• REQUEST
Identify, in the records below, every line where the string "document" appears, and copy each such line.

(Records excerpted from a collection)
>>>

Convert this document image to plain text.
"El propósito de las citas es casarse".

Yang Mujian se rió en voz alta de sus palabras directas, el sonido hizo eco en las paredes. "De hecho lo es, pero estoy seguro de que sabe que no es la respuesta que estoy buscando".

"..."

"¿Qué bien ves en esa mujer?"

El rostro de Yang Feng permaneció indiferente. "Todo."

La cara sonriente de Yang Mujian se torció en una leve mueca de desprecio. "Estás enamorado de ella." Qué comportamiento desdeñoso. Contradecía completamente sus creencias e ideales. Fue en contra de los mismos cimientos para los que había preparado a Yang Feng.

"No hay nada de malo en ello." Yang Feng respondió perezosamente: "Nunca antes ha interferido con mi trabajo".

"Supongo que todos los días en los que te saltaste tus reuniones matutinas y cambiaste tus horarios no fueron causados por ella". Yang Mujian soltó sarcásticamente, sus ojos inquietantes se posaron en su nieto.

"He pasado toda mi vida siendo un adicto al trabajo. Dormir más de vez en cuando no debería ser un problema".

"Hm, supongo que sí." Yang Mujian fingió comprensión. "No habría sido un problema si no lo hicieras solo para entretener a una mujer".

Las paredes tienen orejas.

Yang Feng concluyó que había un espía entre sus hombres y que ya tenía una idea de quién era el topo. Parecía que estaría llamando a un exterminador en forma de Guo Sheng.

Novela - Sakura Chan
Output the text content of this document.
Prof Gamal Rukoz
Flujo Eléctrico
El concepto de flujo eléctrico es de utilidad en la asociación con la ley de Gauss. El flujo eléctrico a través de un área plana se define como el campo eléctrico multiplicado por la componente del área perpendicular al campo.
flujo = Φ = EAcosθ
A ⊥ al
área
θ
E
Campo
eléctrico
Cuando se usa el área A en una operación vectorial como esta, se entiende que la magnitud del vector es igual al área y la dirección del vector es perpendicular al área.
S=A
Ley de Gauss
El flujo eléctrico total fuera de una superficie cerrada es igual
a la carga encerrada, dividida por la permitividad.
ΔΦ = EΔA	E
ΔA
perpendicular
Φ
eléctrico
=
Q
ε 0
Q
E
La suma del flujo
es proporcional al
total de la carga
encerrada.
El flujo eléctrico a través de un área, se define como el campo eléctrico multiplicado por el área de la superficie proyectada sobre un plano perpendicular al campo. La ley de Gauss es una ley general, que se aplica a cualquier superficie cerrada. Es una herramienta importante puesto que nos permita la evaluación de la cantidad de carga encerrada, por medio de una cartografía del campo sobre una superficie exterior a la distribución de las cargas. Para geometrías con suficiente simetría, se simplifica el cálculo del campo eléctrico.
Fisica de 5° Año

<<<

• REPLY TO THE EXERCISE
Convert this document image to plain text.
Output the text content of this document.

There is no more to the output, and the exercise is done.